-- START OF DATASET CONTENT --

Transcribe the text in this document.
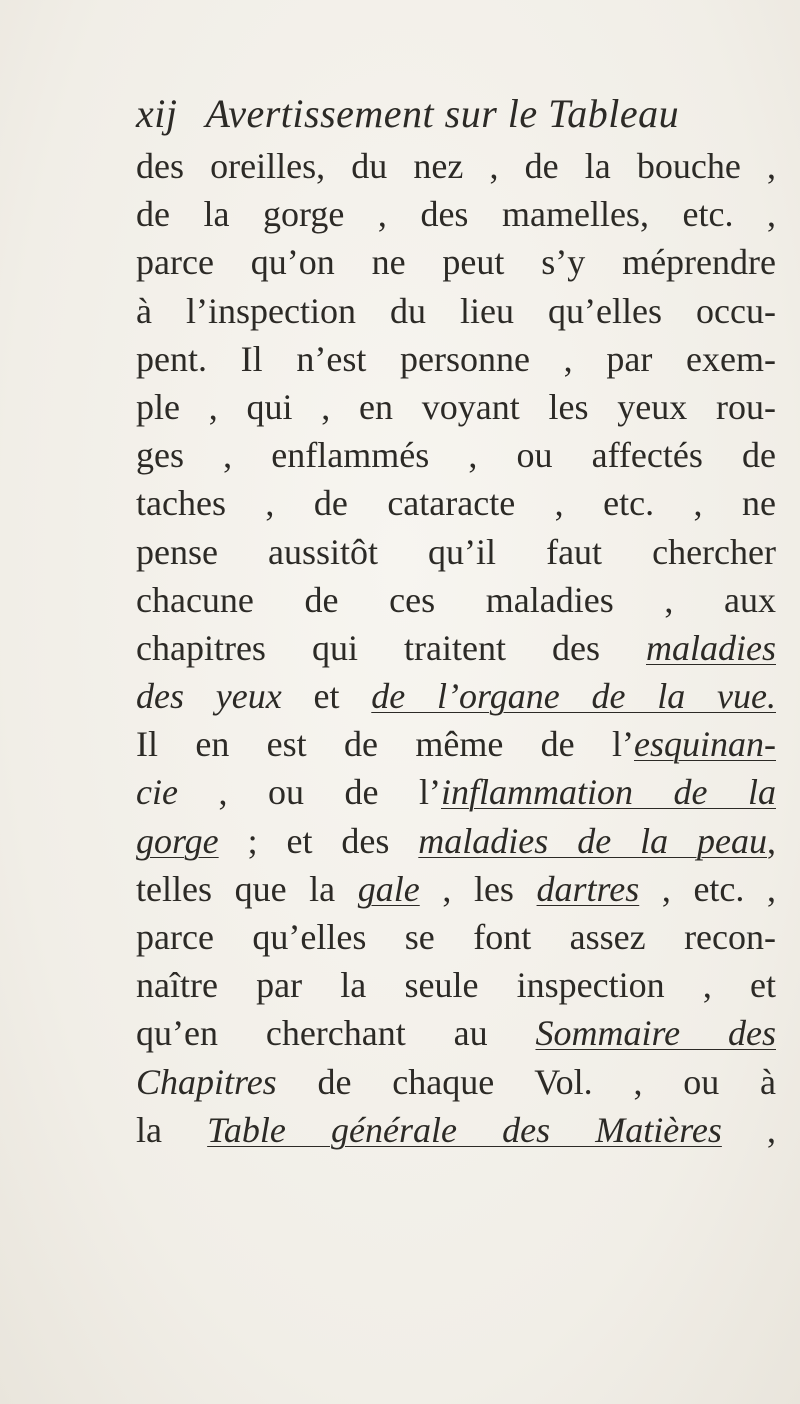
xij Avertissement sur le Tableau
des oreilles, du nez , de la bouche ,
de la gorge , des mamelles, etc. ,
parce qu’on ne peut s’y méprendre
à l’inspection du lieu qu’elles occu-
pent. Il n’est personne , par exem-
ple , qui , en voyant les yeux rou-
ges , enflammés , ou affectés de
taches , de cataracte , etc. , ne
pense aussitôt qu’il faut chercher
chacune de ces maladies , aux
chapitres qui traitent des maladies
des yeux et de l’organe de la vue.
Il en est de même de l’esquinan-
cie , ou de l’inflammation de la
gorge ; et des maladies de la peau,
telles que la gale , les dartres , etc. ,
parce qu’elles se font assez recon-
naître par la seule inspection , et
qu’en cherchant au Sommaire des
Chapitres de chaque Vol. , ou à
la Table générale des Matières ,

-- END OF DATASET CONTENT --

REQUIRED WORK: Which lines in the listing above hold the word "maladies"? Show each of them.

RESPONSE:
chacune de ces maladies , aux
chapitres qui traitent des maladies
gorge ; et des maladies de la peau,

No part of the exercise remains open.